=== Material supplied ===

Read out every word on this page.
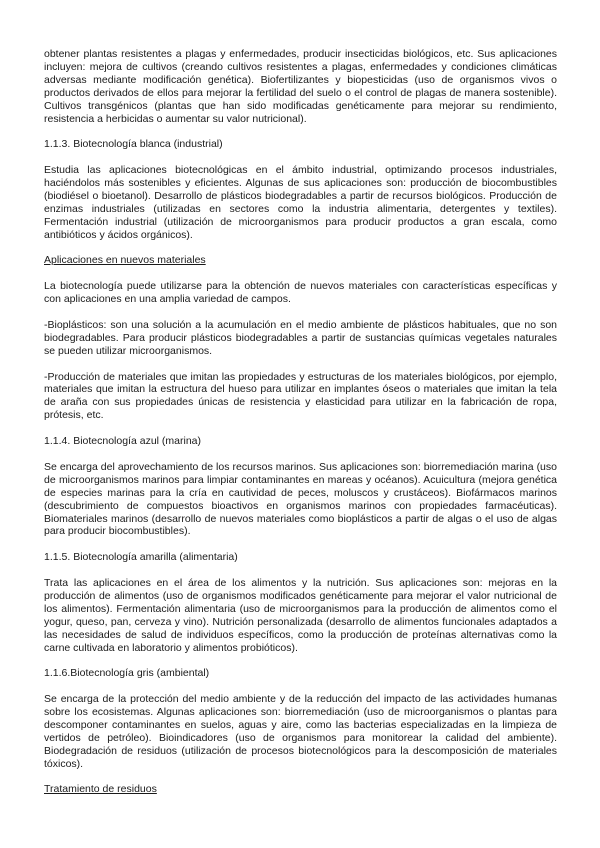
obtener plantas resistentes a plagas y enfermedades, producir insecticidas biológicos, etc. Sus aplicaciones incluyen: mejora de cultivos (creando cultivos resistentes a plagas, enfermedades y condiciones climáticas adversas mediante modificación genética). Biofertilizantes y biopesticidas (uso de organismos vivos o productos derivados de ellos para mejorar la fertilidad del suelo o el control de plagas de manera sostenible). Cultivos transgénicos (plantas que han sido modificadas genéticamente para mejorar su rendimiento, resistencia a herbicidas o aumentar su valor nutricional).

1.1.3. Biotecnología blanca (industrial)

Estudia las aplicaciones biotecnológicas en el ámbito industrial, optimizando procesos industriales, haciéndolos más sostenibles y eficientes. Algunas de sus aplicaciones son: producción de biocombustibles (biodiésel o bioetanol). Desarrollo de plásticos biodegradables a partir de recursos biológicos. Producción de enzimas industriales (utilizadas en sectores como la industria alimentaria, detergentes y textiles). Fermentación industrial (utilización de microorganismos para producir productos a gran escala, como antibióticos y ácidos orgánicos).

Aplicaciones en nuevos materiales

La biotecnología puede utilizarse para la obtención de nuevos materiales con características específicas y con aplicaciones en una amplia variedad de campos.

-Bioplásticos: son una solución a la acumulación en el medio ambiente de plásticos habituales, que no son biodegradables. Para producir plásticos biodegradables a partir de sustancias químicas vegetales naturales se pueden utilizar microorganismos.

-Producción de materiales que imitan las propiedades y estructuras de los materiales biológicos, por ejemplo, materiales que imitan la estructura del hueso para utilizar en implantes óseos o materiales que imitan la tela de araña con sus propiedades únicas de resistencia y elasticidad para utilizar en la fabricación de ropa, prótesis, etc.

1.1.4. Biotecnología azul (marina)

Se encarga del aprovechamiento de los recursos marinos. Sus aplicaciones son: biorremediación marina (uso de microorganismos marinos para limpiar contaminantes en mareas y océanos). Acuicultura (mejora genética de especies marinas para la cría en cautividad de peces, moluscos y crustáceos). Biofármacos marinos (descubrimiento de compuestos bioactivos en organismos marinos con propiedades farmacéuticas). Biomateriales marinos (desarrollo de nuevos materiales como bioplásticos a partir de algas o el uso de algas para producir biocombustibles).

1.1.5. Biotecnología amarilla (alimentaria)

Trata las aplicaciones en el área de los alimentos y la nutrición. Sus aplicaciones son: mejoras en la producción de alimentos (uso de organismos modificados genéticamente para mejorar el valor nutricional de los alimentos). Fermentación alimentaria (uso de microorganismos para la producción de alimentos como el yogur, queso, pan, cerveza y vino). Nutrición personalizada (desarrollo de alimentos funcionales adaptados a las necesidades de salud de individuos específicos, como la producción de proteínas alternativas como la carne cultivada en laboratorio y alimentos probióticos).

1.1.6.Biotecnología gris (ambiental)

Se encarga de la protección del medio ambiente y de la reducción del impacto de las actividades humanas sobre los ecosistemas. Algunas aplicaciones son: biorremediación (uso de microorganismos o plantas para descomponer contaminantes en suelos, aguas y aire, como las bacterias especializadas en la limpieza de vertidos de petróleo). Bioindicadores (uso de organismos para monitorear la calidad del ambiente). Biodegradación de residuos (utilización de procesos biotecnológicos para la descomposición de materiales tóxicos).

Tratamiento de residuos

===

### Directions
Repeat the data word for word. Images are not part of the copy.

### Your solution
Read out every word on this page.
obtener plantas resistentes a plagas y enfermedades, producir insecticidas biológicos, etc. Sus aplicaciones incluyen: mejora de cultivos (creando cultivos resistentes a plagas, enfermedades y condiciones climáticas adversas mediante modificación genética). Biofertilizantes y biopesticidas (uso de organismos vivos o productos derivados de ellos para mejorar la fertilidad del suelo o el control de plagas de manera sostenible). Cultivos transgénicos (plantas que han sido modificadas genéticamente para mejorar su rendimiento, resistencia a herbicidas o aumentar su valor nutricional).

1.1.3. Biotecnología blanca (industrial)

Estudia las aplicaciones biotecnológicas en el ámbito industrial, optimizando procesos industriales, haciéndolos más sostenibles y eficientes. Algunas de sus aplicaciones son: producción de biocombustibles (biodiésel o bioetanol). Desarrollo de plásticos biodegradables a partir de recursos biológicos. Producción de enzimas industriales (utilizadas en sectores como la industria alimentaria, detergentes y textiles). Fermentación industrial (utilización de microorganismos para producir productos a gran escala, como antibióticos y ácidos orgánicos).

Aplicaciones en nuevos materiales

La biotecnología puede utilizarse para la obtención de nuevos materiales con características específicas y con aplicaciones en una amplia variedad de campos.

-Bioplásticos: son una solución a la acumulación en el medio ambiente de plásticos habituales, que no son biodegradables. Para producir plásticos biodegradables a partir de sustancias químicas vegetales naturales se pueden utilizar microorganismos.

-Producción de materiales que imitan las propiedades y estructuras de los materiales biológicos, por ejemplo, materiales que imitan la estructura del hueso para utilizar en implantes óseos o materiales que imitan la tela de araña con sus propiedades únicas de resistencia y elasticidad para utilizar en la fabricación de ropa, prótesis, etc.

1.1.4. Biotecnología azul (marina)

Se encarga del aprovechamiento de los recursos marinos. Sus aplicaciones son: biorremediación marina (uso de microorganismos marinos para limpiar contaminantes en mareas y océanos). Acuicultura (mejora genética de especies marinas para la cría en cautividad de peces, moluscos y crustáceos). Biofármacos marinos (descubrimiento de compuestos bioactivos en organismos marinos con propiedades farmacéuticas). Biomateriales marinos (desarrollo de nuevos materiales como bioplásticos a partir de algas o el uso de algas para producir biocombustibles).

1.1.5. Biotecnología amarilla (alimentaria)

Trata las aplicaciones en el área de los alimentos y la nutrición. Sus aplicaciones son: mejoras en la producción de alimentos (uso de organismos modificados genéticamente para mejorar el valor nutricional de los alimentos). Fermentación alimentaria (uso de microorganismos para la producción de alimentos como el yogur, queso, pan, cerveza y vino). Nutrición personalizada (desarrollo de alimentos funcionales adaptados a las necesidades de salud de individuos específicos, como la producción de proteínas alternativas como la carne cultivada en laboratorio y alimentos probióticos).

1.1.6.Biotecnología gris (ambiental)

Se encarga de la protección del medio ambiente y de la reducción del impacto de las actividades humanas sobre los ecosistemas. Algunas aplicaciones son: biorremediación (uso de microorganismos o plantas para descomponer contaminantes en suelos, aguas y aire, como las bacterias especializadas en la limpieza de vertidos de petróleo). Bioindicadores (uso de organismos para monitorear la calidad del ambiente). Biodegradación de residuos (utilización de procesos biotecnológicos para la descomposición de materiales tóxicos).

Tratamiento de residuos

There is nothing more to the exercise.